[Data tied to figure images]
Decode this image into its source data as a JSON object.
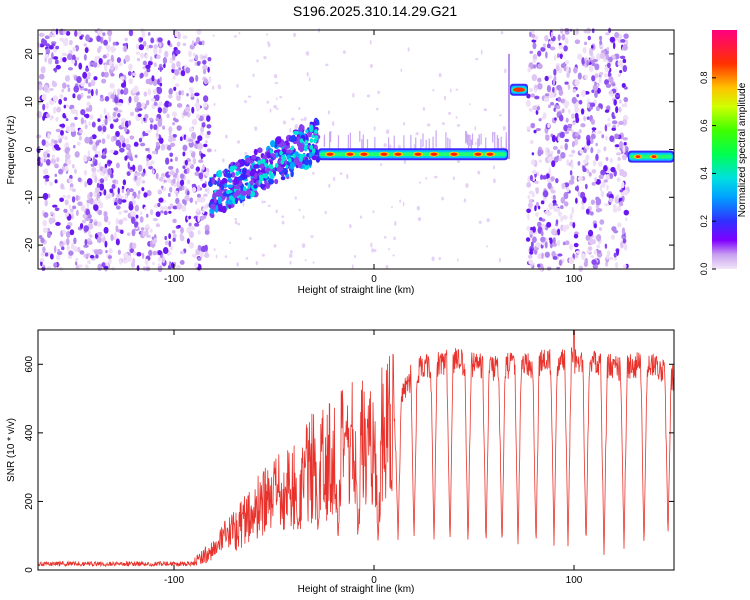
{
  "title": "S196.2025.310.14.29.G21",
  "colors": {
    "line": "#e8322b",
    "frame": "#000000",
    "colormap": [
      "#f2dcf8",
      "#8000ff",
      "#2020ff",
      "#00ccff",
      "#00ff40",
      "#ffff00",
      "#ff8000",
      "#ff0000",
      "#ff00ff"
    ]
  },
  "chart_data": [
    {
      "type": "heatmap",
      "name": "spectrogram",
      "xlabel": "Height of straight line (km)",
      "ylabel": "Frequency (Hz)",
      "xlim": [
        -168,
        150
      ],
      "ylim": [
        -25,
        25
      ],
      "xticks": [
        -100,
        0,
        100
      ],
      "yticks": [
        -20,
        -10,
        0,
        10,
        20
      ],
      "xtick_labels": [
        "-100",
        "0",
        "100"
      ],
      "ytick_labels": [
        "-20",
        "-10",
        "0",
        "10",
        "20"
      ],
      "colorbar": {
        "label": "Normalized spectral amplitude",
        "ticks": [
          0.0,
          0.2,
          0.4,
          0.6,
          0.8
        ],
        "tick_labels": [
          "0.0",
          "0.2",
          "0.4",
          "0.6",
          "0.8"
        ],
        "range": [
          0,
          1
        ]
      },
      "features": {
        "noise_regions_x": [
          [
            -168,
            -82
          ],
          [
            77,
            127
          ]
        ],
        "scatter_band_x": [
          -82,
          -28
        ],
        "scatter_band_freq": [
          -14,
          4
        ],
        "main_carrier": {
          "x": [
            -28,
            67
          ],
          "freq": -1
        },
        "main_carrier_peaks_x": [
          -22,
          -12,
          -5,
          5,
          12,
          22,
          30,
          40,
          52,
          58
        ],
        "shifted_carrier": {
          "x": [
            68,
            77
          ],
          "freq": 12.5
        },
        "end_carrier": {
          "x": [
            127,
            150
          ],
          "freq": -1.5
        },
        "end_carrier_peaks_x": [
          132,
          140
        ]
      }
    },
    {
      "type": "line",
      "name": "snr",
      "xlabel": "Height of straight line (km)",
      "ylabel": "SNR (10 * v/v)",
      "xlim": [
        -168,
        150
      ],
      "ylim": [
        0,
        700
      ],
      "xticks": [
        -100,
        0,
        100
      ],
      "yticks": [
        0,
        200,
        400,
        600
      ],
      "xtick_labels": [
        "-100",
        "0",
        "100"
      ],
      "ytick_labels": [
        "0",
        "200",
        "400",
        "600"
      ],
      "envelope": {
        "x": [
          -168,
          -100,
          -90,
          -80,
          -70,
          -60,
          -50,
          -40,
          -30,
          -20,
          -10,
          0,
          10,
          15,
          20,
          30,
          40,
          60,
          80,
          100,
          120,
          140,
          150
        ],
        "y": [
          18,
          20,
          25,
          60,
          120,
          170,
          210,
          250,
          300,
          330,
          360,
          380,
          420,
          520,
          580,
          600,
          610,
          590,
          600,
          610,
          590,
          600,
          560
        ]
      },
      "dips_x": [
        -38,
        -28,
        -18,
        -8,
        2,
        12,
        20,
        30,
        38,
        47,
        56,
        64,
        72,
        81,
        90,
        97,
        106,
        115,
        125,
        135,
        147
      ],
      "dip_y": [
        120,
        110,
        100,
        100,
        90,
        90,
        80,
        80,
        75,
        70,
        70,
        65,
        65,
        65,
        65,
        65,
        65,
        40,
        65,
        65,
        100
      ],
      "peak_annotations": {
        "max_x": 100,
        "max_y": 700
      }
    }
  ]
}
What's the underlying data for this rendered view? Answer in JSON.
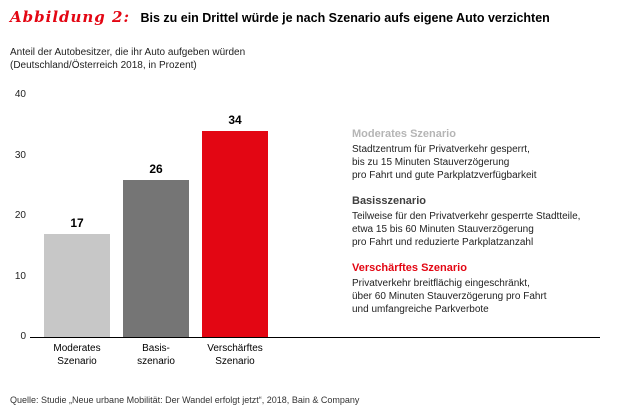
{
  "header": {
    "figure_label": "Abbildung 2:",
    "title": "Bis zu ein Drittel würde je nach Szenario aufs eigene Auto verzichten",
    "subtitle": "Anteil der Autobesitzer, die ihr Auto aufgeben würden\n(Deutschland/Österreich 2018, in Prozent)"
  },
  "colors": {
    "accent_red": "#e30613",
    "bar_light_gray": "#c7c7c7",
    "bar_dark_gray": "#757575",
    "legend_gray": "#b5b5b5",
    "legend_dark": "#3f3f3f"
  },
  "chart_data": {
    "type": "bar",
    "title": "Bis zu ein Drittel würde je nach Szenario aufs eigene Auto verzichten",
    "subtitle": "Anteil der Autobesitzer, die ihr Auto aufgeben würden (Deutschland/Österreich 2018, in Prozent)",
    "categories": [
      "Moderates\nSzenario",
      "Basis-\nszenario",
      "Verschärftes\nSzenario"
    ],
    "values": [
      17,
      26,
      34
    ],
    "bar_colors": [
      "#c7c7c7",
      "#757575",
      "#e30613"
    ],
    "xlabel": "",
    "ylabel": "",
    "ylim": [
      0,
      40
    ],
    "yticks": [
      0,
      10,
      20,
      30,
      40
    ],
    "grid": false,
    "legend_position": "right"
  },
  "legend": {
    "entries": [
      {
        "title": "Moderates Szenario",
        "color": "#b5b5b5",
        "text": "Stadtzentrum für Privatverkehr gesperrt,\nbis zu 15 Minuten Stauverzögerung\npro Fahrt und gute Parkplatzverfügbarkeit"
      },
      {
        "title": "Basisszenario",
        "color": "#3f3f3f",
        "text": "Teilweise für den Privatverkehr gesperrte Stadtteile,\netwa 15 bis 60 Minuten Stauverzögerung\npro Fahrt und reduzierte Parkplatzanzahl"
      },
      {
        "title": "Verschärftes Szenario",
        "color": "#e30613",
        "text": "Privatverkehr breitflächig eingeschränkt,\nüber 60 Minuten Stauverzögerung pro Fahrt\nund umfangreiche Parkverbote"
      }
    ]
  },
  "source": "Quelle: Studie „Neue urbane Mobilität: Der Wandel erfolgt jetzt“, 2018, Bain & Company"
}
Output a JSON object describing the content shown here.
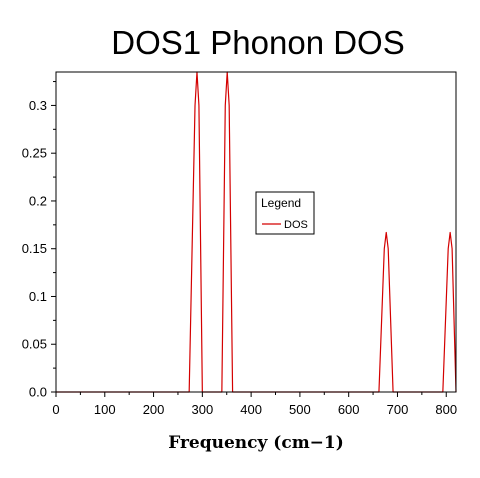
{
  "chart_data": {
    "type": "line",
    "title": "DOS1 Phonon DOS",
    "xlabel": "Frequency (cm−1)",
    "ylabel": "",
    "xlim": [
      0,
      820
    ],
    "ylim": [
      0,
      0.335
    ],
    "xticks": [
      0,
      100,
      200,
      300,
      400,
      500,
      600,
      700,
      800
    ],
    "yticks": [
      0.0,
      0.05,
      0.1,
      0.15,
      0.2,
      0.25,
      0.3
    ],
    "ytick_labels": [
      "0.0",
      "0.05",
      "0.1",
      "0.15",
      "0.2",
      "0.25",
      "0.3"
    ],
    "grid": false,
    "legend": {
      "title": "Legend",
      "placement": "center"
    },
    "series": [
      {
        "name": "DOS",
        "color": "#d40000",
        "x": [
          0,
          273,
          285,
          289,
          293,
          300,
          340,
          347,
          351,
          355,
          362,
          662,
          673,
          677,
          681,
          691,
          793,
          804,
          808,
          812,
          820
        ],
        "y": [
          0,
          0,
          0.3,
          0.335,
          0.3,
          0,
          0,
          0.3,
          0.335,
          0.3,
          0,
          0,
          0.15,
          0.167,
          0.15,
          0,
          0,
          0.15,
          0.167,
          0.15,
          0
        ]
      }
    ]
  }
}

What you will do | What is the number of lines that hold the string "aufgeben"? Give it alone.

Response to the exercise | 2